Your objective: It is required that all of the data be written out exactly.

--- START OF Exercise inputs ---

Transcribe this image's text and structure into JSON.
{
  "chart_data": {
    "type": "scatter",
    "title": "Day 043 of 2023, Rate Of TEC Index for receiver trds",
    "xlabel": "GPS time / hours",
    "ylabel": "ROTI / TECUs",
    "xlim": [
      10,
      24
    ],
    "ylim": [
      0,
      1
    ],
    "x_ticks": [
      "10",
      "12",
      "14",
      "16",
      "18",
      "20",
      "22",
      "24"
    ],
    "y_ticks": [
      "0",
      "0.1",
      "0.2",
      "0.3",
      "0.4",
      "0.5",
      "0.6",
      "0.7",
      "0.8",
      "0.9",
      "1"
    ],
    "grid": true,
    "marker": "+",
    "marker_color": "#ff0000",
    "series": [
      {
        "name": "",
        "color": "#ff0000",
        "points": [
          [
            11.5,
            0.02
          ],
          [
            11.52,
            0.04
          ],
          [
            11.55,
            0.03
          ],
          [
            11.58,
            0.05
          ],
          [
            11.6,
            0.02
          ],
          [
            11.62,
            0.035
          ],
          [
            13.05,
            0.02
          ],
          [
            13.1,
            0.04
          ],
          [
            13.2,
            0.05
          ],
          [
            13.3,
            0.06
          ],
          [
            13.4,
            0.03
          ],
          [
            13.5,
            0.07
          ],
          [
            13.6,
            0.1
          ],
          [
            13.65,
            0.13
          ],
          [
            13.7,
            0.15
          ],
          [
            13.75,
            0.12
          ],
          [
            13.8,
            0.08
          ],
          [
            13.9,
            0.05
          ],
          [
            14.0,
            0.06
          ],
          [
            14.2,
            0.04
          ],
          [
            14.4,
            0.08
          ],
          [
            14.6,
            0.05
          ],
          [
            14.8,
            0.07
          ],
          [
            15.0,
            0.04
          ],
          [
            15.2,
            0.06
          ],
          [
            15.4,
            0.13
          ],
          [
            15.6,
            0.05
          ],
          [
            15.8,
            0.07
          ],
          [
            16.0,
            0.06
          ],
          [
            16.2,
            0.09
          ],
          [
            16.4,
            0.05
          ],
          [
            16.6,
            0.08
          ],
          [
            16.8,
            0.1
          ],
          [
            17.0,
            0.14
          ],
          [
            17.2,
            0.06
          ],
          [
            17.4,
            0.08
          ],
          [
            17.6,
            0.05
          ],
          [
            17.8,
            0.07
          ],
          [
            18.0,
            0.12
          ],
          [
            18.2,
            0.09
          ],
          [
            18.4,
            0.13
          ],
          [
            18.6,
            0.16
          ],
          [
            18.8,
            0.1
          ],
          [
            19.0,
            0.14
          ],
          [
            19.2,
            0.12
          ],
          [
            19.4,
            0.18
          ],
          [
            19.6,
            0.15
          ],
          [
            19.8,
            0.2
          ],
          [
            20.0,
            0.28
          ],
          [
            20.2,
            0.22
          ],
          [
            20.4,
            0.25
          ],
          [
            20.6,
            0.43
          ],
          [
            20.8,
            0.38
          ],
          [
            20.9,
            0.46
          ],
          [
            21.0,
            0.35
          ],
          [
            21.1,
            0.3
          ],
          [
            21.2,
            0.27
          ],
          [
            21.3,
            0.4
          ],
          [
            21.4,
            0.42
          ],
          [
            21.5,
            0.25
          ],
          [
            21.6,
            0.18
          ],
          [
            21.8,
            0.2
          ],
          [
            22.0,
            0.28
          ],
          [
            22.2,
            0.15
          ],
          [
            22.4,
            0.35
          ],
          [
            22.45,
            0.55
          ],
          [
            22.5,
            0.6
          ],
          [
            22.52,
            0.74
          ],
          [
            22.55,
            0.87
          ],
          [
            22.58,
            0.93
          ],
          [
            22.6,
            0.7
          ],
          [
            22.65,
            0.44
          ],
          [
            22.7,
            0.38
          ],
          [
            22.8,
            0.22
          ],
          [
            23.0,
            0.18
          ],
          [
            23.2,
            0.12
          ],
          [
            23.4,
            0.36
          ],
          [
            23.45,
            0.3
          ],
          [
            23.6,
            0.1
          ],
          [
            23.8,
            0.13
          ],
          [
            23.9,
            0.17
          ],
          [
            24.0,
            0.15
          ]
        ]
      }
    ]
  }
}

--- END OF Exercise inputs ---

Exercise answer:
Transcribe this image's text and structure into JSON.
{
  "chart_data": {
    "type": "scatter",
    "title": "Day 043 of 2023, Rate Of TEC Index for receiver trds",
    "xlabel": "GPS time / hours",
    "ylabel": "ROTI / TECUs",
    "xlim": [
      10,
      24
    ],
    "ylim": [
      0,
      1
    ],
    "x_ticks": [
      "10",
      "12",
      "14",
      "16",
      "18",
      "20",
      "22",
      "24"
    ],
    "y_ticks": [
      "0",
      "0.1",
      "0.2",
      "0.3",
      "0.4",
      "0.5",
      "0.6",
      "0.7",
      "0.8",
      "0.9",
      "1"
    ],
    "grid": true,
    "marker": "+",
    "marker_color": "#ff0000",
    "series": [
      {
        "name": "",
        "color": "#ff0000",
        "points": [
          [
            11.5,
            0.02
          ],
          [
            11.52,
            0.04
          ],
          [
            11.55,
            0.03
          ],
          [
            11.58,
            0.05
          ],
          [
            11.6,
            0.02
          ],
          [
            11.62,
            0.035
          ],
          [
            13.05,
            0.02
          ],
          [
            13.1,
            0.04
          ],
          [
            13.2,
            0.05
          ],
          [
            13.3,
            0.06
          ],
          [
            13.4,
            0.03
          ],
          [
            13.5,
            0.07
          ],
          [
            13.6,
            0.1
          ],
          [
            13.65,
            0.13
          ],
          [
            13.7,
            0.15
          ],
          [
            13.75,
            0.12
          ],
          [
            13.8,
            0.08
          ],
          [
            13.9,
            0.05
          ],
          [
            14.0,
            0.06
          ],
          [
            14.2,
            0.04
          ],
          [
            14.4,
            0.08
          ],
          [
            14.6,
            0.05
          ],
          [
            14.8,
            0.07
          ],
          [
            15.0,
            0.04
          ],
          [
            15.2,
            0.06
          ],
          [
            15.4,
            0.13
          ],
          [
            15.6,
            0.05
          ],
          [
            15.8,
            0.07
          ],
          [
            16.0,
            0.06
          ],
          [
            16.2,
            0.09
          ],
          [
            16.4,
            0.05
          ],
          [
            16.6,
            0.08
          ],
          [
            16.8,
            0.1
          ],
          [
            17.0,
            0.14
          ],
          [
            17.2,
            0.06
          ],
          [
            17.4,
            0.08
          ],
          [
            17.6,
            0.05
          ],
          [
            17.8,
            0.07
          ],
          [
            18.0,
            0.12
          ],
          [
            18.2,
            0.09
          ],
          [
            18.4,
            0.13
          ],
          [
            18.6,
            0.16
          ],
          [
            18.8,
            0.1
          ],
          [
            19.0,
            0.14
          ],
          [
            19.2,
            0.12
          ],
          [
            19.4,
            0.18
          ],
          [
            19.6,
            0.15
          ],
          [
            19.8,
            0.2
          ],
          [
            20.0,
            0.28
          ],
          [
            20.2,
            0.22
          ],
          [
            20.4,
            0.25
          ],
          [
            20.6,
            0.43
          ],
          [
            20.8,
            0.38
          ],
          [
            20.9,
            0.46
          ],
          [
            21.0,
            0.35
          ],
          [
            21.1,
            0.3
          ],
          [
            21.2,
            0.27
          ],
          [
            21.3,
            0.4
          ],
          [
            21.4,
            0.42
          ],
          [
            21.5,
            0.25
          ],
          [
            21.6,
            0.18
          ],
          [
            21.8,
            0.2
          ],
          [
            22.0,
            0.28
          ],
          [
            22.2,
            0.15
          ],
          [
            22.4,
            0.35
          ],
          [
            22.45,
            0.55
          ],
          [
            22.5,
            0.6
          ],
          [
            22.52,
            0.74
          ],
          [
            22.55,
            0.87
          ],
          [
            22.58,
            0.93
          ],
          [
            22.6,
            0.7
          ],
          [
            22.65,
            0.44
          ],
          [
            22.7,
            0.38
          ],
          [
            22.8,
            0.22
          ],
          [
            23.0,
            0.18
          ],
          [
            23.2,
            0.12
          ],
          [
            23.4,
            0.36
          ],
          [
            23.45,
            0.3
          ],
          [
            23.6,
            0.1
          ],
          [
            23.8,
            0.13
          ],
          [
            23.9,
            0.17
          ],
          [
            24.0,
            0.15
          ]
        ]
      }
    ]
  }
}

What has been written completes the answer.